Each line of the material must be returned exactly.

Data extracted from a collection
┌────────

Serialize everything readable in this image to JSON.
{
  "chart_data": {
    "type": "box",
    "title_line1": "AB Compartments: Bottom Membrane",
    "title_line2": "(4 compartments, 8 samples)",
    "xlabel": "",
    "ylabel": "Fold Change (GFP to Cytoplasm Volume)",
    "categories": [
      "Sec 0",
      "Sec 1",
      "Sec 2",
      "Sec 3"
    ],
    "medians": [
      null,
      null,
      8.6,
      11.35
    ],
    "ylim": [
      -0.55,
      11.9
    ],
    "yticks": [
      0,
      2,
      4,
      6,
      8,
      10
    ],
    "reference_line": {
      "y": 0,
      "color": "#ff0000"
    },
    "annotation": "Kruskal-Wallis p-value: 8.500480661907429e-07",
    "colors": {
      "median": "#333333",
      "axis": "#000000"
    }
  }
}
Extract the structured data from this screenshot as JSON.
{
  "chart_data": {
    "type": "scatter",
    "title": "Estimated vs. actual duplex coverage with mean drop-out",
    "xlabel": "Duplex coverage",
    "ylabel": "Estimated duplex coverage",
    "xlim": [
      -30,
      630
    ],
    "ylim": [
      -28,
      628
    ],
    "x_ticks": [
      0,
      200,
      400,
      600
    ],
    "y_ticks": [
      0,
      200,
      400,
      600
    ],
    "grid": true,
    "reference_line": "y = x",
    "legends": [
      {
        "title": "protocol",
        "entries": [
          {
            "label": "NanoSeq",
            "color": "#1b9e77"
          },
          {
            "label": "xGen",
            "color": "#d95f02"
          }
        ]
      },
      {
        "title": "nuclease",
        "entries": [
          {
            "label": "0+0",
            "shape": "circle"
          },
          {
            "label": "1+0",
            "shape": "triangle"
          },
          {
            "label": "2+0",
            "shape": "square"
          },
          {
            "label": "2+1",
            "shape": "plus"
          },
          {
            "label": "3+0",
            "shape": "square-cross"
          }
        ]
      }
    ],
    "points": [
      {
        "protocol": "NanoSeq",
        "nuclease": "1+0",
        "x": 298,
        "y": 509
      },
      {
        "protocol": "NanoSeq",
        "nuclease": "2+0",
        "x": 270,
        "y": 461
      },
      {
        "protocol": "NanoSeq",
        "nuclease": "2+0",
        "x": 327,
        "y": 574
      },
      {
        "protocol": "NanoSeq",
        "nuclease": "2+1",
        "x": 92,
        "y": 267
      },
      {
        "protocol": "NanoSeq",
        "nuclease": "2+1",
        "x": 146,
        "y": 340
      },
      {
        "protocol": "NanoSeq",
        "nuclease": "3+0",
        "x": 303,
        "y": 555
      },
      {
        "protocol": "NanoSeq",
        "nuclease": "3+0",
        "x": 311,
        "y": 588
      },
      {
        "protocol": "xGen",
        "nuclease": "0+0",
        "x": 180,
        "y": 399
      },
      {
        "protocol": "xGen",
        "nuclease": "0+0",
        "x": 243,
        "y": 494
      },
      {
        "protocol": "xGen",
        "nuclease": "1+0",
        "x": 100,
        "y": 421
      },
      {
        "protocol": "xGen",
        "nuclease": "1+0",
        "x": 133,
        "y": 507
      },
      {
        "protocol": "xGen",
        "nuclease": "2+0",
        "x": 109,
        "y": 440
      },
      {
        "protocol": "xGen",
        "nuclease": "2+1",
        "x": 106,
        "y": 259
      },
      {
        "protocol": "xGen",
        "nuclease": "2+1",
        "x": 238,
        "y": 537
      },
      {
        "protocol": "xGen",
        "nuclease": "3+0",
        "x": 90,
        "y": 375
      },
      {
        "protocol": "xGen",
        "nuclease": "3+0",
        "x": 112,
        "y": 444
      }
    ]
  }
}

└────────

» **Output of the task**
Serialize everything readable in this image to JSON.
{
  "chart_data": {
    "type": "box",
    "title_line1": "AB Compartments: Bottom Membrane",
    "title_line2": "(4 compartments, 8 samples)",
    "xlabel": "",
    "ylabel": "Fold Change (GFP to Cytoplasm Volume)",
    "categories": [
      "Sec 0",
      "Sec 1",
      "Sec 2",
      "Sec 3"
    ],
    "medians": [
      null,
      null,
      8.6,
      11.35
    ],
    "ylim": [
      -0.55,
      11.9
    ],
    "yticks": [
      0,
      2,
      4,
      6,
      8,
      10
    ],
    "reference_line": {
      "y": 0,
      "color": "#ff0000"
    },
    "annotation": "Kruskal-Wallis p-value: 8.500480661907429e-07",
    "colors": {
      "median": "#333333",
      "axis": "#000000"
    }
  }
}
Extract the structured data from this screenshot as JSON.
{
  "chart_data": {
    "type": "scatter",
    "title": "Estimated vs. actual duplex coverage with mean drop-out",
    "xlabel": "Duplex coverage",
    "ylabel": "Estimated duplex coverage",
    "xlim": [
      -30,
      630
    ],
    "ylim": [
      -28,
      628
    ],
    "x_ticks": [
      0,
      200,
      400,
      600
    ],
    "y_ticks": [
      0,
      200,
      400,
      600
    ],
    "grid": true,
    "reference_line": "y = x",
    "legends": [
      {
        "title": "protocol",
        "entries": [
          {
            "label": "NanoSeq",
            "color": "#1b9e77"
          },
          {
            "label": "xGen",
            "color": "#d95f02"
          }
        ]
      },
      {
        "title": "nuclease",
        "entries": [
          {
            "label": "0+0",
            "shape": "circle"
          },
          {
            "label": "1+0",
            "shape": "triangle"
          },
          {
            "label": "2+0",
            "shape": "square"
          },
          {
            "label": "2+1",
            "shape": "plus"
          },
          {
            "label": "3+0",
            "shape": "square-cross"
          }
        ]
      }
    ],
    "points": [
      {
        "protocol": "NanoSeq",
        "nuclease": "1+0",
        "x": 298,
        "y": 509
      },
      {
        "protocol": "NanoSeq",
        "nuclease": "2+0",
        "x": 270,
        "y": 461
      },
      {
        "protocol": "NanoSeq",
        "nuclease": "2+0",
        "x": 327,
        "y": 574
      },
      {
        "protocol": "NanoSeq",
        "nuclease": "2+1",
        "x": 92,
        "y": 267
      },
      {
        "protocol": "NanoSeq",
        "nuclease": "2+1",
        "x": 146,
        "y": 340
      },
      {
        "protocol": "NanoSeq",
        "nuclease": "3+0",
        "x": 303,
        "y": 555
      },
      {
        "protocol": "NanoSeq",
        "nuclease": "3+0",
        "x": 311,
        "y": 588
      },
      {
        "protocol": "xGen",
        "nuclease": "0+0",
        "x": 180,
        "y": 399
      },
      {
        "protocol": "xGen",
        "nuclease": "0+0",
        "x": 243,
        "y": 494
      },
      {
        "protocol": "xGen",
        "nuclease": "1+0",
        "x": 100,
        "y": 421
      },
      {
        "protocol": "xGen",
        "nuclease": "1+0",
        "x": 133,
        "y": 507
      },
      {
        "protocol": "xGen",
        "nuclease": "2+0",
        "x": 109,
        "y": 440
      },
      {
        "protocol": "xGen",
        "nuclease": "2+1",
        "x": 106,
        "y": 259
      },
      {
        "protocol": "xGen",
        "nuclease": "2+1",
        "x": 238,
        "y": 537
      },
      {
        "protocol": "xGen",
        "nuclease": "3+0",
        "x": 90,
        "y": 375
      },
      {
        "protocol": "xGen",
        "nuclease": "3+0",
        "x": 112,
        "y": 444
      }
    ]
  }
}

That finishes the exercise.